## Exercise description
Going through the material below, please gather all lines with the word "Retail" in them.

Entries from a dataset
-- START --

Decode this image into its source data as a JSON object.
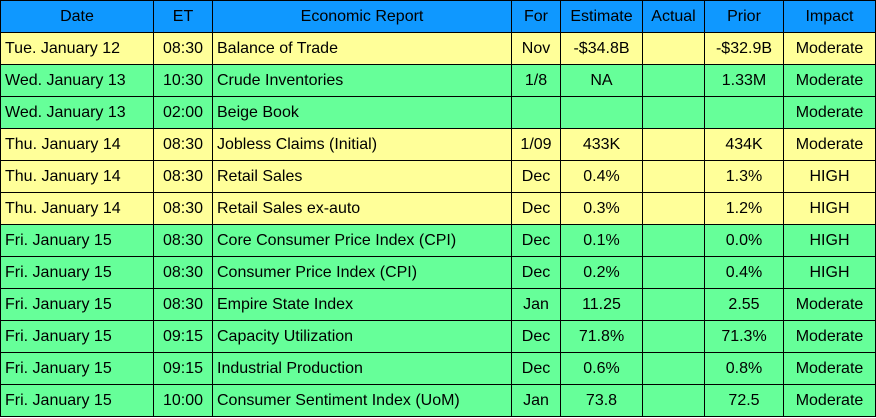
{
  "columns": {
    "date": "Date",
    "et": "ET",
    "report": "Economic Report",
    "for": "For",
    "estimate": "Estimate",
    "actual": "Actual",
    "prior": "Prior",
    "impact": "Impact"
  },
  "colors": {
    "header": "#0f98ff",
    "yellow_row": "#ffff99",
    "green_row": "#66ff99"
  },
  "rows": [
    {
      "date": "Tue. January 12",
      "et": "08:30",
      "report": "Balance of Trade",
      "for": "Nov",
      "estimate": "-$34.8B",
      "actual": "",
      "prior": "-$32.9B",
      "impact": "Moderate",
      "color": "yellow"
    },
    {
      "date": "Wed. January 13",
      "et": "10:30",
      "report": "Crude Inventories",
      "for": "1/8",
      "estimate": "NA",
      "actual": "",
      "prior": "1.33M",
      "impact": "Moderate",
      "color": "green"
    },
    {
      "date": "Wed. January 13",
      "et": "02:00",
      "report": "Beige Book",
      "for": "",
      "estimate": "",
      "actual": "",
      "prior": "",
      "impact": "Moderate",
      "color": "green"
    },
    {
      "date": "Thu. January 14",
      "et": "08:30",
      "report": "Jobless Claims (Initial)",
      "for": "1/09",
      "estimate": "433K",
      "actual": "",
      "prior": "434K",
      "impact": "Moderate",
      "color": "yellow"
    },
    {
      "date": "Thu. January 14",
      "et": "08:30",
      "report": "Retail Sales",
      "for": "Dec",
      "estimate": "0.4%",
      "actual": "",
      "prior": "1.3%",
      "impact": "HIGH",
      "color": "yellow"
    },
    {
      "date": "Thu. January 14",
      "et": "08:30",
      "report": "Retail Sales ex-auto",
      "for": "Dec",
      "estimate": "0.3%",
      "actual": "",
      "prior": "1.2%",
      "impact": "HIGH",
      "color": "yellow"
    },
    {
      "date": "Fri. January 15",
      "et": "08:30",
      "report": "Core Consumer Price Index (CPI)",
      "for": "Dec",
      "estimate": "0.1%",
      "actual": "",
      "prior": "0.0%",
      "impact": "HIGH",
      "color": "green"
    },
    {
      "date": "Fri. January 15",
      "et": "08:30",
      "report": "Consumer Price Index (CPI)",
      "for": "Dec",
      "estimate": "0.2%",
      "actual": "",
      "prior": "0.4%",
      "impact": "HIGH",
      "color": "green"
    },
    {
      "date": "Fri. January 15",
      "et": "08:30",
      "report": "Empire State Index",
      "for": "Jan",
      "estimate": "11.25",
      "actual": "",
      "prior": "2.55",
      "impact": "Moderate",
      "color": "green"
    },
    {
      "date": "Fri. January 15",
      "et": "09:15",
      "report": "Capacity Utilization",
      "for": "Dec",
      "estimate": "71.8%",
      "actual": "",
      "prior": "71.3%",
      "impact": "Moderate",
      "color": "green"
    },
    {
      "date": "Fri. January 15",
      "et": "09:15",
      "report": "Industrial Production",
      "for": "Dec",
      "estimate": "0.6%",
      "actual": "",
      "prior": "0.8%",
      "impact": "Moderate",
      "color": "green"
    },
    {
      "date": "Fri. January 15",
      "et": "10:00",
      "report": "Consumer Sentiment Index (UoM)",
      "for": "Jan",
      "estimate": "73.8",
      "actual": "",
      "prior": "72.5",
      "impact": "Moderate",
      "color": "green"
    }
  ]
}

-- END --

## Solution
      "report": "Retail Sales",
      "report": "Retail Sales ex-auto",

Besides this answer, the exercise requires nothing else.